## The exercise:
Among the lines below, how many carry the string "title"? Reply with a number and nothing else.

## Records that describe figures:
________________
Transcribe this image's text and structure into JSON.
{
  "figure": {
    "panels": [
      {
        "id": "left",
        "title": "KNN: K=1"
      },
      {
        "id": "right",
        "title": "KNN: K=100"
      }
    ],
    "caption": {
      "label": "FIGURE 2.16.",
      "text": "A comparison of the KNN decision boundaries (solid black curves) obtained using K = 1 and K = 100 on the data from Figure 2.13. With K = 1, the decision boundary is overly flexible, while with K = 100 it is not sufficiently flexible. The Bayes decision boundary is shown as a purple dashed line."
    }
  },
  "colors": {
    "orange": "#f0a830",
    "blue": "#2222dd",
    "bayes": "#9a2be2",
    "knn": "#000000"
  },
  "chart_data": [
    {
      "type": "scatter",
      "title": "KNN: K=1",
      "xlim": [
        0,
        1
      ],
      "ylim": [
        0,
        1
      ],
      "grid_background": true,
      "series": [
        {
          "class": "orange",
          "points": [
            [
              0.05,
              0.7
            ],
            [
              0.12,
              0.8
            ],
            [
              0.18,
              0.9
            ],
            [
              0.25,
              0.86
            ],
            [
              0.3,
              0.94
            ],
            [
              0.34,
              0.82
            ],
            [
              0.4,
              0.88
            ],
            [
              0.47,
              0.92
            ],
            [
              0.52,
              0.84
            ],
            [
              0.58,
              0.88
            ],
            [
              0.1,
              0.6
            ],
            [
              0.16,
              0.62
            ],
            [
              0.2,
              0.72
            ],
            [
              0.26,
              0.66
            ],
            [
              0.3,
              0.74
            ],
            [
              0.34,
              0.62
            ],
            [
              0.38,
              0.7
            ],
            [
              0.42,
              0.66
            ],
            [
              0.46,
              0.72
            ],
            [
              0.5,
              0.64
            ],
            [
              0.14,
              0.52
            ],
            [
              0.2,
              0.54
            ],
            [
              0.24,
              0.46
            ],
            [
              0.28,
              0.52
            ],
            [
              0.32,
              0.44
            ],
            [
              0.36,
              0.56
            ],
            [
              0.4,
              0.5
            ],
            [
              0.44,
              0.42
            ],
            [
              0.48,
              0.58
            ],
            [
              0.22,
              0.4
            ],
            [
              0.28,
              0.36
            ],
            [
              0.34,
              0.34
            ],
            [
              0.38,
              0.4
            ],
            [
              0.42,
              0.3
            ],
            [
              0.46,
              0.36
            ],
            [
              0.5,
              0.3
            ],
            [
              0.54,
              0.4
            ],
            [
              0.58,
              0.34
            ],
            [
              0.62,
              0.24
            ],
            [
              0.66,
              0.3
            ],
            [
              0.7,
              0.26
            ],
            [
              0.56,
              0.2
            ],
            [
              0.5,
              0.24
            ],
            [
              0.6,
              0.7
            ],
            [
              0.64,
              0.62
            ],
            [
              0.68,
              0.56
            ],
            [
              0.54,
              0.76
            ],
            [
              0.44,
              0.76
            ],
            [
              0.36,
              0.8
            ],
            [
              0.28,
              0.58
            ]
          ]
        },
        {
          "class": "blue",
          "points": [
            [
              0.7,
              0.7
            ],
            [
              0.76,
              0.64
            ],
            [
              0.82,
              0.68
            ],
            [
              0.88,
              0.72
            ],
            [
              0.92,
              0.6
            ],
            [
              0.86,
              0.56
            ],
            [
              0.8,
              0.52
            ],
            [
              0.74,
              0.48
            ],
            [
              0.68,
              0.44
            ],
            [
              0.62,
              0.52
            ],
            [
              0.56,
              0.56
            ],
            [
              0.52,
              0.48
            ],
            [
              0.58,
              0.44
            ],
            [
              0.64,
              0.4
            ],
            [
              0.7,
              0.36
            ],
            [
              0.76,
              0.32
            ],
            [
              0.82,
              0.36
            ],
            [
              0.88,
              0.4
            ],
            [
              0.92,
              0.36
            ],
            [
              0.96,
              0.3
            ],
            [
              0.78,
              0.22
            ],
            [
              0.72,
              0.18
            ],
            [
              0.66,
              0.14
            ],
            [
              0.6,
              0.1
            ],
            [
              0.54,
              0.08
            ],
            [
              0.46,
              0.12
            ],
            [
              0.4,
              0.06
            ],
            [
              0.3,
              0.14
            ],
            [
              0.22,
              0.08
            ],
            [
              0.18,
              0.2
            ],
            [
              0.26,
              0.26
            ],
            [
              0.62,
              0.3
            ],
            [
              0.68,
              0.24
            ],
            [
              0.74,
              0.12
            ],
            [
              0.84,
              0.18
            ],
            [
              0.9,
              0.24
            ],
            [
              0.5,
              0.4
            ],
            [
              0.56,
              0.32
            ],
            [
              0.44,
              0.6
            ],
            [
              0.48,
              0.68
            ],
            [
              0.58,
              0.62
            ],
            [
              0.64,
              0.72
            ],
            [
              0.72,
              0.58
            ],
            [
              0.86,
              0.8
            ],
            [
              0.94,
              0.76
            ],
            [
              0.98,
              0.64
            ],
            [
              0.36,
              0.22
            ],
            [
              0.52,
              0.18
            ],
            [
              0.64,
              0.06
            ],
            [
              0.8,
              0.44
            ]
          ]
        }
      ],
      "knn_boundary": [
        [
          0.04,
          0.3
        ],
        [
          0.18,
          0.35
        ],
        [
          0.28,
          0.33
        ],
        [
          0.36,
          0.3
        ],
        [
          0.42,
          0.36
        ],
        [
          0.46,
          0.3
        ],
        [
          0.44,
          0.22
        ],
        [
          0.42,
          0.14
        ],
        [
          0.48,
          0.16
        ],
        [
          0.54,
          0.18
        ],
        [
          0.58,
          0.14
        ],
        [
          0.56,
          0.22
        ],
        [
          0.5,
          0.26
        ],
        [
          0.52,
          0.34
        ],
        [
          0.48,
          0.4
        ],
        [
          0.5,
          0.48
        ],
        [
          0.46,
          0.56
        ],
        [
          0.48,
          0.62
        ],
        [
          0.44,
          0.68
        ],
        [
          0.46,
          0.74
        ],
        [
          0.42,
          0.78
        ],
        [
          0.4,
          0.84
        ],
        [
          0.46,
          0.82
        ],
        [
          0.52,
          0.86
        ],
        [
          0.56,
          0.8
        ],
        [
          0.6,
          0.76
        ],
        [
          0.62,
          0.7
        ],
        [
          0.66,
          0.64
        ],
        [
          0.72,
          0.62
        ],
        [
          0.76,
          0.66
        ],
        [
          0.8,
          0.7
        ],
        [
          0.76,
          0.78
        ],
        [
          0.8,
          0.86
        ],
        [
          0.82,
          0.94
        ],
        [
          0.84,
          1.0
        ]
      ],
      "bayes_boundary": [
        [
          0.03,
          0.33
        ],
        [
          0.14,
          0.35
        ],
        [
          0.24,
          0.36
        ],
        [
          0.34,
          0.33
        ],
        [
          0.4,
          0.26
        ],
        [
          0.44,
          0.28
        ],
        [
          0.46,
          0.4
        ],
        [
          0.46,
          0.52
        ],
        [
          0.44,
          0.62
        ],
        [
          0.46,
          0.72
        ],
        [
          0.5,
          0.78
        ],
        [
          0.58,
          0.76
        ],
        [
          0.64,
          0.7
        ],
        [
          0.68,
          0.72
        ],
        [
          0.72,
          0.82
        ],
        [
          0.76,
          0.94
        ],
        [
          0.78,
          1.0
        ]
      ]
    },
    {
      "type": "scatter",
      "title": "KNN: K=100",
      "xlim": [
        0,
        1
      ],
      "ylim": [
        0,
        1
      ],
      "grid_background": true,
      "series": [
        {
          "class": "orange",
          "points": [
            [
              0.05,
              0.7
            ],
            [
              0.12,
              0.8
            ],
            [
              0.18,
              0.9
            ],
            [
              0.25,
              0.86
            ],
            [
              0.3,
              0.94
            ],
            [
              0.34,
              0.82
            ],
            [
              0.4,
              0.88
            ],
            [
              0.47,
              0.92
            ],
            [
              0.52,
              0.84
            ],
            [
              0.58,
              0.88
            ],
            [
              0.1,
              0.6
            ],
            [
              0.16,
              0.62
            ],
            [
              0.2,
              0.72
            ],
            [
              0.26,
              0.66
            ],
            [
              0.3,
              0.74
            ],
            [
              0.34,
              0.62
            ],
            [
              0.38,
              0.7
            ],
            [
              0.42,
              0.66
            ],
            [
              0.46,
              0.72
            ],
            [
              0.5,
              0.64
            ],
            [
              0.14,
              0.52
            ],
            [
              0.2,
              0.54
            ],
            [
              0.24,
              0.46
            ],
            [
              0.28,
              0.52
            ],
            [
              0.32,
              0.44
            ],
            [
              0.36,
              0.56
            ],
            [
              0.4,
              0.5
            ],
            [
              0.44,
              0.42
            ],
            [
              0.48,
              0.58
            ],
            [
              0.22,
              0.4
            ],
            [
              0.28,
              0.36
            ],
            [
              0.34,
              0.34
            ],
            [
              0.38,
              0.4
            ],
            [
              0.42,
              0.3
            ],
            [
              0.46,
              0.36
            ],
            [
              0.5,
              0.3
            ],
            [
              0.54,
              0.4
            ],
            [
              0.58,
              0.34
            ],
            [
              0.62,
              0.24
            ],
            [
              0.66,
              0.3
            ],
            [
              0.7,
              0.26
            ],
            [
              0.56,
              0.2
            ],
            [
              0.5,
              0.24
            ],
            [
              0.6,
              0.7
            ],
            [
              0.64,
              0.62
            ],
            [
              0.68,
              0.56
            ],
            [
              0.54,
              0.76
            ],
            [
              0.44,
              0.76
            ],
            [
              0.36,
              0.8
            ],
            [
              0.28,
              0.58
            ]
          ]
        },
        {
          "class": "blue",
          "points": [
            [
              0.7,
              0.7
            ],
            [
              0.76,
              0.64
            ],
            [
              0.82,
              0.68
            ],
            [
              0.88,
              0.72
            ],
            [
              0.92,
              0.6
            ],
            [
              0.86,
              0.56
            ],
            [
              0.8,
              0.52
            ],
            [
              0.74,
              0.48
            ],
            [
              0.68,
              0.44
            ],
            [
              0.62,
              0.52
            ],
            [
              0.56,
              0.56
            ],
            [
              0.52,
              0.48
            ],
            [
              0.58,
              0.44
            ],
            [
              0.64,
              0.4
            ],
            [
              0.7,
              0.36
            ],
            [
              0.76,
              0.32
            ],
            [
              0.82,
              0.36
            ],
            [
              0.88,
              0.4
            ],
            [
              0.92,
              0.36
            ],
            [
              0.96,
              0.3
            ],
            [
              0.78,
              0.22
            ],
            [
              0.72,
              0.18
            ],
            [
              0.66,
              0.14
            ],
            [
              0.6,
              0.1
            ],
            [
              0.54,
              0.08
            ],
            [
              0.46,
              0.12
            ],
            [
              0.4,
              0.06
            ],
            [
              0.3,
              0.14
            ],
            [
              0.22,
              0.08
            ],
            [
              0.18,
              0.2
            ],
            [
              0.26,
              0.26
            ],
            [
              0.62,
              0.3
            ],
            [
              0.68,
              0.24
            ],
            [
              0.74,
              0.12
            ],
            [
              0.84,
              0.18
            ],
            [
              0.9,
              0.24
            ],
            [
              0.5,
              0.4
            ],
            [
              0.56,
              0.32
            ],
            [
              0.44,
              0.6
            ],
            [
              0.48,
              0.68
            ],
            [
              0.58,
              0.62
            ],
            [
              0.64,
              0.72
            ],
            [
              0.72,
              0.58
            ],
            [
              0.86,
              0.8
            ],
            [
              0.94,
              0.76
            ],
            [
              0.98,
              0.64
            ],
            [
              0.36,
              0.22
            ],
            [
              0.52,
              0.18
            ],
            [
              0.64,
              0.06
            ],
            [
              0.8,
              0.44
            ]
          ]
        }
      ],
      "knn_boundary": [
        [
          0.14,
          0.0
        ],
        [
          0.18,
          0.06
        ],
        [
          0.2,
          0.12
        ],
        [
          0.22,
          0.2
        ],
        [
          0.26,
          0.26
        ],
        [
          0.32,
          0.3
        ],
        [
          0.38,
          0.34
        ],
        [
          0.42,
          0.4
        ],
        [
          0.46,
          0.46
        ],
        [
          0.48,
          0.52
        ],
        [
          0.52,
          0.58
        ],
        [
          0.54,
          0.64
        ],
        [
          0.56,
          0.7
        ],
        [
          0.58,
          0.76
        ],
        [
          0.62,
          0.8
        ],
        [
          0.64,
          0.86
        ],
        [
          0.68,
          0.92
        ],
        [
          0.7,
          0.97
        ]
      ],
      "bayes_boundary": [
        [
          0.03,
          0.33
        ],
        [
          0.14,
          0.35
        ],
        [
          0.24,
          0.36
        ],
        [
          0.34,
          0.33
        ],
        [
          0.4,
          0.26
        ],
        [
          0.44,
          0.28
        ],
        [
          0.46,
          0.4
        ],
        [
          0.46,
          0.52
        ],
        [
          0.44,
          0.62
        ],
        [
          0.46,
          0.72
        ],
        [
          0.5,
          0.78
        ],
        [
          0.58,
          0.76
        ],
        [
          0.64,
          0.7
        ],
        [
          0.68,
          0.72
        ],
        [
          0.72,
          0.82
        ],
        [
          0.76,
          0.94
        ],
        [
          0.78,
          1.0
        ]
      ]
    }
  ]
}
________________
## Problem solution:
4